**Exercise:** Rewrite everything from the start of the listing down to the line containing "episode-title[interactable]: Original Gros", changing "Gros Bonnet" to "Grand Bonnet" and leaving all else unchanged.
[Start of Records for this exercise]
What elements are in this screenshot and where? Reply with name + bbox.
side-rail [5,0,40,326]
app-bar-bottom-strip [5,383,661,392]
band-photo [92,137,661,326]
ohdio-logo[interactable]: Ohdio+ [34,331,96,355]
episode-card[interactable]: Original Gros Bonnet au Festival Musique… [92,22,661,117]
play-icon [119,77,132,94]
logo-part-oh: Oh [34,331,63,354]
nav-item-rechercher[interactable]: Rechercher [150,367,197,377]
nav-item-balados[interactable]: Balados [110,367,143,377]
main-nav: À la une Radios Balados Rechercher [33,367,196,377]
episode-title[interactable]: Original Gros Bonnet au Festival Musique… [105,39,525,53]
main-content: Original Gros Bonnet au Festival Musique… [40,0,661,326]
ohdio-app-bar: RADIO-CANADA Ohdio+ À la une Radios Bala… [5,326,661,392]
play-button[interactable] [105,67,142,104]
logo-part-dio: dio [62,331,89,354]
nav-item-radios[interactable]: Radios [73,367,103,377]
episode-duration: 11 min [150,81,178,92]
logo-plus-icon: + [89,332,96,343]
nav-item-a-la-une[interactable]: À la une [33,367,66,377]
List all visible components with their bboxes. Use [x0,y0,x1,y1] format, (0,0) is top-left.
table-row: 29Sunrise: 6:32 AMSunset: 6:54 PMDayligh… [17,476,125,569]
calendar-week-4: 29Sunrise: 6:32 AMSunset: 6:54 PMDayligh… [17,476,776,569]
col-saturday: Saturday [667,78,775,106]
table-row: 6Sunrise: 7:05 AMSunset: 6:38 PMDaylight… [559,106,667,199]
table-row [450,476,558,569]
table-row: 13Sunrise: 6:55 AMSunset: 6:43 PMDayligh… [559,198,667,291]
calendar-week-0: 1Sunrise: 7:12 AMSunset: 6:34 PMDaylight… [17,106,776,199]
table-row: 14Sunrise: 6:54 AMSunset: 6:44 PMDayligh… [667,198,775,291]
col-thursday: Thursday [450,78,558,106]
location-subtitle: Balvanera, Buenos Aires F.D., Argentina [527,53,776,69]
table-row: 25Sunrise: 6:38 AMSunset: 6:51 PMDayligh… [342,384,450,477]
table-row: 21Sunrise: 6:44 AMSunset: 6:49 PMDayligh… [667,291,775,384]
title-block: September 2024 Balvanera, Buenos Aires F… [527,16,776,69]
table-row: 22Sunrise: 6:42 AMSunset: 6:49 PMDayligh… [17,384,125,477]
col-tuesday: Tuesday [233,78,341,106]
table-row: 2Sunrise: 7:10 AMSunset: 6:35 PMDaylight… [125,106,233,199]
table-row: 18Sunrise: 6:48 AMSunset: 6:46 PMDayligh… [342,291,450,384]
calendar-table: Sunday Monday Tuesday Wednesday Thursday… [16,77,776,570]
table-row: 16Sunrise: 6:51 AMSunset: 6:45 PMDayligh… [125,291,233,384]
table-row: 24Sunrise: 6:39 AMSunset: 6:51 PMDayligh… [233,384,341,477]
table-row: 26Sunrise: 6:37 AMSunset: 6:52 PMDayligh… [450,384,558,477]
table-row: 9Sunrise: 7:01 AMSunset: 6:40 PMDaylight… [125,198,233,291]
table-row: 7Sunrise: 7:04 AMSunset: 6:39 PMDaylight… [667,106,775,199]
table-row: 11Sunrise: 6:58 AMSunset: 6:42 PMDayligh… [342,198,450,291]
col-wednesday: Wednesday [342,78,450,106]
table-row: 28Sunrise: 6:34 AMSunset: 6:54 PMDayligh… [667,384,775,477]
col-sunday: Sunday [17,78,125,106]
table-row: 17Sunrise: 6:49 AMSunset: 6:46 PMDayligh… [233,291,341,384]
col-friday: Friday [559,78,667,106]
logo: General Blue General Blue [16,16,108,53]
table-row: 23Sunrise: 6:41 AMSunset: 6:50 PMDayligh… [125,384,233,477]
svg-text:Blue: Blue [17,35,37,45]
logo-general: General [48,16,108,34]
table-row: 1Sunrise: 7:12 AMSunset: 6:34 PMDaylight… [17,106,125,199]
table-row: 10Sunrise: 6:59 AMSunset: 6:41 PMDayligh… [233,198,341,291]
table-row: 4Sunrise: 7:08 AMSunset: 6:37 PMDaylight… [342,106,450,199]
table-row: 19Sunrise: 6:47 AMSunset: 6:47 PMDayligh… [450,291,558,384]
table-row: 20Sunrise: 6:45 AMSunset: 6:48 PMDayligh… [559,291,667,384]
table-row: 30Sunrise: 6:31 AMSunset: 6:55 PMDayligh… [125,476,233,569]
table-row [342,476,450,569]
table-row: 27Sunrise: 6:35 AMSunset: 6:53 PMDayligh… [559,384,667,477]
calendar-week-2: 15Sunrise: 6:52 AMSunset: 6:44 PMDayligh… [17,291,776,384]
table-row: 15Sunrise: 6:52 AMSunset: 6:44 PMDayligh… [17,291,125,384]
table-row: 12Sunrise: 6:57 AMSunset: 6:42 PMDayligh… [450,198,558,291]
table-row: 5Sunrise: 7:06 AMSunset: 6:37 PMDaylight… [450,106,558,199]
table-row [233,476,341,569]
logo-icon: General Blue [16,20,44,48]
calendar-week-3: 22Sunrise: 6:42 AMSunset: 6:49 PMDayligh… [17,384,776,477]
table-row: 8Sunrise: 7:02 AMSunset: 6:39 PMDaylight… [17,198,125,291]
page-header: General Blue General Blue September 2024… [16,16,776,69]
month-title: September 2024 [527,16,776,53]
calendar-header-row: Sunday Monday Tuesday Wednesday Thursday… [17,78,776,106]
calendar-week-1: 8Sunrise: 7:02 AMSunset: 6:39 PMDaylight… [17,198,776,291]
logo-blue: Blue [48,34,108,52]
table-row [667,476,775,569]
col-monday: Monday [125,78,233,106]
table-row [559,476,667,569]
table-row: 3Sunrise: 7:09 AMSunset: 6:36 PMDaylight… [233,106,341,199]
[End of Records for this exercise]
**Result:**
What elements are in this screenshot and where? Reply with name + bbox.
side-rail [5,0,40,326]
app-bar-bottom-strip [5,383,661,392]
band-photo [92,137,661,326]
ohdio-logo[interactable]: Ohdio+ [34,331,96,355]
episode-card[interactable]: Original Grand Bonnet au Festival Musique… [92,22,661,117]
play-icon [119,77,132,94]
logo-part-oh: Oh [34,331,63,354]
nav-item-rechercher[interactable]: Rechercher [150,367,197,377]
nav-item-balados[interactable]: Balados [110,367,143,377]
main-nav: À la une Radios Balados Rechercher [33,367,196,377]
episode-title[interactable]: Original Grand Bonnet au Festival Musique… [105,39,525,53]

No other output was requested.